* [Dataset records]
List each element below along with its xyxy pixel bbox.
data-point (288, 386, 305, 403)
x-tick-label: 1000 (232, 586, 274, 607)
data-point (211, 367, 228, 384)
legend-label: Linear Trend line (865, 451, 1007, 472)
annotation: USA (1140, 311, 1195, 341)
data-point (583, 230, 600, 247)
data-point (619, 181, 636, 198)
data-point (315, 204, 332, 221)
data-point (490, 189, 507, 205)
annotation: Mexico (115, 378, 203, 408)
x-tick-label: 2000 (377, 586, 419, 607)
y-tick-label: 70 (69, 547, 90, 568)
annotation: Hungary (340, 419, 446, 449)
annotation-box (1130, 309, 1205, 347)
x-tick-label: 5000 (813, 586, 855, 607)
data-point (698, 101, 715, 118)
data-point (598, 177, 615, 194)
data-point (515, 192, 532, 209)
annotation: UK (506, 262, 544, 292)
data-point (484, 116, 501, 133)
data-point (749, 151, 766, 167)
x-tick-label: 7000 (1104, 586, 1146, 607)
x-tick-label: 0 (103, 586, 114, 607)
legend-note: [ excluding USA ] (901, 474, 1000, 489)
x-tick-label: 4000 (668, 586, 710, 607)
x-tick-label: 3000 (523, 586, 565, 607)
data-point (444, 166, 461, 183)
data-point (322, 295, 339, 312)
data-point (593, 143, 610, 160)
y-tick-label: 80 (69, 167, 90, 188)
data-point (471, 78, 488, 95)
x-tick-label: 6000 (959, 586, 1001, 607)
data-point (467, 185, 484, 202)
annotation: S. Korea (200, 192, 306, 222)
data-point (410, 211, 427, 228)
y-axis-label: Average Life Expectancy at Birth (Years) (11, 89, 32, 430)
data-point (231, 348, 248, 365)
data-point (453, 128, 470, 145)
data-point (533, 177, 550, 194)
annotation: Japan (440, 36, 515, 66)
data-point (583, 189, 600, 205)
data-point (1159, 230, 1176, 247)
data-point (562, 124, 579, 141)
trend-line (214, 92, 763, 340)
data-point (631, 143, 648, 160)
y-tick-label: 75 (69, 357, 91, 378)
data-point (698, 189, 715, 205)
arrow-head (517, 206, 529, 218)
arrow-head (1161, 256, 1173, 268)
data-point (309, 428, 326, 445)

* [Do this]
Turn the lines above into a numbered list, leaving out any blank lines.

* [Answer to the task]
1. List each element below along with its xyxy pixel bbox.
2. data-point (288, 386, 305, 403)
3. x-tick-label: 1000 (232, 586, 274, 607)
4. data-point (211, 367, 228, 384)
5. legend-label: Linear Trend line (865, 451, 1007, 472)
6. annotation: USA (1140, 311, 1195, 341)
7. data-point (583, 230, 600, 247)
8. data-point (619, 181, 636, 198)
9. data-point (315, 204, 332, 221)
10. data-point (490, 189, 507, 205)
11. annotation: Mexico (115, 378, 203, 408)
12. x-tick-label: 2000 (377, 586, 419, 607)
13. y-tick-label: 70 (69, 547, 90, 568)
14. annotation: Hungary (340, 419, 446, 449)
15. annotation-box (1130, 309, 1205, 347)
16. x-tick-label: 5000 (813, 586, 855, 607)
17. data-point (698, 101, 715, 118)
18. data-point (598, 177, 615, 194)
19. data-point (515, 192, 532, 209)
20. annotation: UK (506, 262, 544, 292)
21. data-point (484, 116, 501, 133)
22. data-point (749, 151, 766, 167)
23. x-tick-label: 7000 (1104, 586, 1146, 607)
24. x-tick-label: 0 (103, 586, 114, 607)
25. legend-note: [ excluding USA ] (901, 474, 1000, 489)
26. x-tick-label: 4000 (668, 586, 710, 607)
27. x-tick-label: 3000 (523, 586, 565, 607)
28. data-point (444, 166, 461, 183)
29. data-point (322, 295, 339, 312)
30. data-point (593, 143, 610, 160)
31. y-tick-label: 80 (69, 167, 90, 188)
32. data-point (471, 78, 488, 95)
33. x-tick-label: 6000 (959, 586, 1001, 607)
34. data-point (467, 185, 484, 202)
35. annotation: S. Korea (200, 192, 306, 222)
36. data-point (410, 211, 427, 228)
37. y-axis-label: Average Life Expectancy at Birth (Years) (11, 89, 32, 430)
38. data-point (231, 348, 248, 365)
39. data-point (453, 128, 470, 145)
40. data-point (533, 177, 550, 194)
41. annotation: Japan (440, 36, 515, 66)
42. data-point (583, 189, 600, 205)
43. data-point (1159, 230, 1176, 247)
44. data-point (562, 124, 579, 141)
45. trend-line (214, 92, 763, 340)
46. data-point (631, 143, 648, 160)
47. y-tick-label: 75 (69, 357, 91, 378)
48. data-point (698, 189, 715, 205)
49. arrow-head (517, 206, 529, 218)
50. arrow-head (1161, 256, 1173, 268)
51. data-point (309, 428, 326, 445)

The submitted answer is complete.